> [GIVEN TASK]: Look through the listing for the word "翻折过程中". Copy each line that has it.
==================================================
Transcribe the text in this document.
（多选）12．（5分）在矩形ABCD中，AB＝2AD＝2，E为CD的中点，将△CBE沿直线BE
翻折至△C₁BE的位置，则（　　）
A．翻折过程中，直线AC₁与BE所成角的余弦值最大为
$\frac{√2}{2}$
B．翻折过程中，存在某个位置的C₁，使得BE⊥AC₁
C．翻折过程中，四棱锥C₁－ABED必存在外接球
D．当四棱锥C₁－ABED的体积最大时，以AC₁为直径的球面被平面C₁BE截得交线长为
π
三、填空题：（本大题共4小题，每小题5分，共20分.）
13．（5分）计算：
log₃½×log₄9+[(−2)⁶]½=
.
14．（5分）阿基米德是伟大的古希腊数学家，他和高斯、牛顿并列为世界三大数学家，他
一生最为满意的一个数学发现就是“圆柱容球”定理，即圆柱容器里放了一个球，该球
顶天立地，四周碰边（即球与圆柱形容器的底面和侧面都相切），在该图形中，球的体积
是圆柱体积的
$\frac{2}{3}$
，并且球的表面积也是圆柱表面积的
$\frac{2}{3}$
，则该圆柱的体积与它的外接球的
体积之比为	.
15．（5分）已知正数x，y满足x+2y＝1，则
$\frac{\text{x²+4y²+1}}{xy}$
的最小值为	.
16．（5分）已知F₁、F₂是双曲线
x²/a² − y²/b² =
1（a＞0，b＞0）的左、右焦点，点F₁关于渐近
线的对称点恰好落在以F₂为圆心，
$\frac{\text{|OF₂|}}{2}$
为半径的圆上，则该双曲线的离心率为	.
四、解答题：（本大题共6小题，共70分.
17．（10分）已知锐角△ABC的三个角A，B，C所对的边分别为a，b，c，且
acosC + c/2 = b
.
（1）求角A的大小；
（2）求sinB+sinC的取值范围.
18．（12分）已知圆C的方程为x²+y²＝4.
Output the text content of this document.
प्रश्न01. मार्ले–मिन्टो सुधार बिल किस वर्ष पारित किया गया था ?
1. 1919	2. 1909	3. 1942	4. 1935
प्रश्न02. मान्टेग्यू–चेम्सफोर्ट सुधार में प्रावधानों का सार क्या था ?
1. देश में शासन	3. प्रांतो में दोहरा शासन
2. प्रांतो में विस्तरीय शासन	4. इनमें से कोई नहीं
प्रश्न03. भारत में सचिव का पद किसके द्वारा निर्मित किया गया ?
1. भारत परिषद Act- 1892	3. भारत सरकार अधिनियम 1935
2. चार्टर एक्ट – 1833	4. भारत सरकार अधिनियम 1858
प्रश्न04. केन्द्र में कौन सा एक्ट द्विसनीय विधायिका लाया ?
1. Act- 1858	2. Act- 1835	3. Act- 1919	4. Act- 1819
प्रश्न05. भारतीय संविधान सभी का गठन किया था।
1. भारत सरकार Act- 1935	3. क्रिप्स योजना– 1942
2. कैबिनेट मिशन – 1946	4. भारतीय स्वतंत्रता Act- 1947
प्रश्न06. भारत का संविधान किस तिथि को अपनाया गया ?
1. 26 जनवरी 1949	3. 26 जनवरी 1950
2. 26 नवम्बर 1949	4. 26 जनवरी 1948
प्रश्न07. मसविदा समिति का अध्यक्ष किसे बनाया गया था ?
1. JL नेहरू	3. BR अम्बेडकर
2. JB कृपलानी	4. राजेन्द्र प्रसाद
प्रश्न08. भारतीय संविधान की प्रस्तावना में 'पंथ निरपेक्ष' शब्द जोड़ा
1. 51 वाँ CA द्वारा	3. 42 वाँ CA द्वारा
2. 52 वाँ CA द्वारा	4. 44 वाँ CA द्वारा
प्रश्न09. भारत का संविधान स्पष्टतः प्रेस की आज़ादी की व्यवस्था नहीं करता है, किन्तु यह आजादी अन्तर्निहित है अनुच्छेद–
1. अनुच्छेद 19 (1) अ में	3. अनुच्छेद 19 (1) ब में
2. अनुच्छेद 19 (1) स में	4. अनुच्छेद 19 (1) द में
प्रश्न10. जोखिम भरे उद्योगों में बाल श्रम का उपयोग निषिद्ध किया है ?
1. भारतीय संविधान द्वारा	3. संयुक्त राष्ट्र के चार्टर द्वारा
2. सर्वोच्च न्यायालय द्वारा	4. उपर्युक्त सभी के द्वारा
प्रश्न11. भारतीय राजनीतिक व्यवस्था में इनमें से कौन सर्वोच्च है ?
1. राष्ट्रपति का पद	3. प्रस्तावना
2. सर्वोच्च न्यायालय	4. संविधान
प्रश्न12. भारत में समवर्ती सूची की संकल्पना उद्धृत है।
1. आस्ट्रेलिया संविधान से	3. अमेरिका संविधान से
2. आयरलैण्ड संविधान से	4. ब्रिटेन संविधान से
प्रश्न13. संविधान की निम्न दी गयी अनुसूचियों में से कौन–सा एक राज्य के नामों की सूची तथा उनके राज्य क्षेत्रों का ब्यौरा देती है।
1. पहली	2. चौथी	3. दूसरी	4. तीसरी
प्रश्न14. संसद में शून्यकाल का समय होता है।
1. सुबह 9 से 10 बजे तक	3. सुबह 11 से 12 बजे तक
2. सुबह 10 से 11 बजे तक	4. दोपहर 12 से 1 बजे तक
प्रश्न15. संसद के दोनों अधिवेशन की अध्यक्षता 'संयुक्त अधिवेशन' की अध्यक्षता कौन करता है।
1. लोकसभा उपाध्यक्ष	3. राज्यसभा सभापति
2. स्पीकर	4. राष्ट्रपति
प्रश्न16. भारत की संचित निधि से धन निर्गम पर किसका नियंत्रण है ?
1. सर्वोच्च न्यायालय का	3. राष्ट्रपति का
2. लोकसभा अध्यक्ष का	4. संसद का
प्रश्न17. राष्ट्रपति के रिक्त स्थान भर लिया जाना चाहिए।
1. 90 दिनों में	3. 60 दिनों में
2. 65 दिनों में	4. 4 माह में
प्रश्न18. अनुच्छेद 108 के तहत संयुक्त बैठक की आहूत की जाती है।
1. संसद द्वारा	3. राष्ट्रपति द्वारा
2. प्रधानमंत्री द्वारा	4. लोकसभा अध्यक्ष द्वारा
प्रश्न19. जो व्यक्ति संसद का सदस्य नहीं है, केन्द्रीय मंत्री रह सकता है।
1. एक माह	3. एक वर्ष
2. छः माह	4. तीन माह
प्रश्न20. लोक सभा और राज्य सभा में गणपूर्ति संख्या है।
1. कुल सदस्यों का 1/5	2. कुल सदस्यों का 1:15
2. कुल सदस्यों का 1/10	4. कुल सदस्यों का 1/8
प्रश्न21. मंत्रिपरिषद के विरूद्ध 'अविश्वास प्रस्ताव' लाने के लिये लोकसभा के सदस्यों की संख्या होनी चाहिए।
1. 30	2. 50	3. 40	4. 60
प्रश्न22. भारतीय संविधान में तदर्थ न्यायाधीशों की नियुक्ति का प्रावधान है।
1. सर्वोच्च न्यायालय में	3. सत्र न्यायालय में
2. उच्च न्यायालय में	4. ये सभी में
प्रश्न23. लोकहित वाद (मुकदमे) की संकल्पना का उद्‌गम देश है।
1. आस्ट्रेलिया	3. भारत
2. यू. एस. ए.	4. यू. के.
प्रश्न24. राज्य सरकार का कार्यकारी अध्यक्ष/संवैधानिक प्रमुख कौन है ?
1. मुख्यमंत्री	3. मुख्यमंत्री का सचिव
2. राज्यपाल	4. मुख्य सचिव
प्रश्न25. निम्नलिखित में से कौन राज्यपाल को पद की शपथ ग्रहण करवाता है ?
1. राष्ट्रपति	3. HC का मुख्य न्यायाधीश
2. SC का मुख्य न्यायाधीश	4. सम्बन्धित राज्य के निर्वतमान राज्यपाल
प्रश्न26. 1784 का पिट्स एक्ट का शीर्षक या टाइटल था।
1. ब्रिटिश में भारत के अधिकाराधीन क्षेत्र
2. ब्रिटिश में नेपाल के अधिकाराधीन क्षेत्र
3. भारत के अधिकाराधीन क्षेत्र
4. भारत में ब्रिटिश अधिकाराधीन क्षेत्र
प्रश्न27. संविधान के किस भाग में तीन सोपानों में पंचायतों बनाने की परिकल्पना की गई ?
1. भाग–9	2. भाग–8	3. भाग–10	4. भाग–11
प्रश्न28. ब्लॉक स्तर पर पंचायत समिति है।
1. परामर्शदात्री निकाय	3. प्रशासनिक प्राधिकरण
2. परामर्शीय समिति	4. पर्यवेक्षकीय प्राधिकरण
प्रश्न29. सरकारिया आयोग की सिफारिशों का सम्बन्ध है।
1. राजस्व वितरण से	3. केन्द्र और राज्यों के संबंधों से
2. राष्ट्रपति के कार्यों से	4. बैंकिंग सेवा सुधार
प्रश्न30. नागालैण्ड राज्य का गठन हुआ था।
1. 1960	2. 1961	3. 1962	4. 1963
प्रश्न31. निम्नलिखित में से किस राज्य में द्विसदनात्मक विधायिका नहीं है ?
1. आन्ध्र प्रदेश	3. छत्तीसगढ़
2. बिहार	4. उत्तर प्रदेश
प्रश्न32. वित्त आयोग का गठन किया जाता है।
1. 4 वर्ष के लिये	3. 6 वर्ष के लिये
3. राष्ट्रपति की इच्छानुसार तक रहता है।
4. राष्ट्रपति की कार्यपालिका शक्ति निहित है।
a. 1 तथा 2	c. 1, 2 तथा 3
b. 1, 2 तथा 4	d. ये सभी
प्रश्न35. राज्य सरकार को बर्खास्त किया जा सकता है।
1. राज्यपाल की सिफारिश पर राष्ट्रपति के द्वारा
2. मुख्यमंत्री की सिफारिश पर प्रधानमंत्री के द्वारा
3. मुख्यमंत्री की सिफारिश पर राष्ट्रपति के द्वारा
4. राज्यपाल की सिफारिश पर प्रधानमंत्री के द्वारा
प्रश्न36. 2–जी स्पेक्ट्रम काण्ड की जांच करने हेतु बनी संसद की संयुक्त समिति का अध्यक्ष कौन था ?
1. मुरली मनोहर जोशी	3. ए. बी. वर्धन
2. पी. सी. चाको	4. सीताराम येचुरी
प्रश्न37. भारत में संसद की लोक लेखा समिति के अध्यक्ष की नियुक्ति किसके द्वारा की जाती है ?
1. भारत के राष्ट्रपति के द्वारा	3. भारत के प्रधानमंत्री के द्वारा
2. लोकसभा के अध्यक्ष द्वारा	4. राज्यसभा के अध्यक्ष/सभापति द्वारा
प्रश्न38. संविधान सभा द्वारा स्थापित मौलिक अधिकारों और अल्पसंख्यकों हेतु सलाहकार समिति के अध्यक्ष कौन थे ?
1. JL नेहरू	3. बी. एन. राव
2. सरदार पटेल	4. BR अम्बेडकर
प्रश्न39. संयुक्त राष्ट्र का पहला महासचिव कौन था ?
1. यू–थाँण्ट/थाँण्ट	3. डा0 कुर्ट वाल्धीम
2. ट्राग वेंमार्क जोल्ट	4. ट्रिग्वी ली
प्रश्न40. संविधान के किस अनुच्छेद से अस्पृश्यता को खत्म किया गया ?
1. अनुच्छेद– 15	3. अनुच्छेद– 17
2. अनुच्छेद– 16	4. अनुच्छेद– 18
==================================================
> [WRITTEN REPLY]:
A．翻折过程中，直线AC₁与BE所成角的余弦值最大为
B．翻折过程中，存在某个位置的C₁，使得BE⊥AC₁
C．翻折过程中，四棱锥C₁－ABED必存在外接球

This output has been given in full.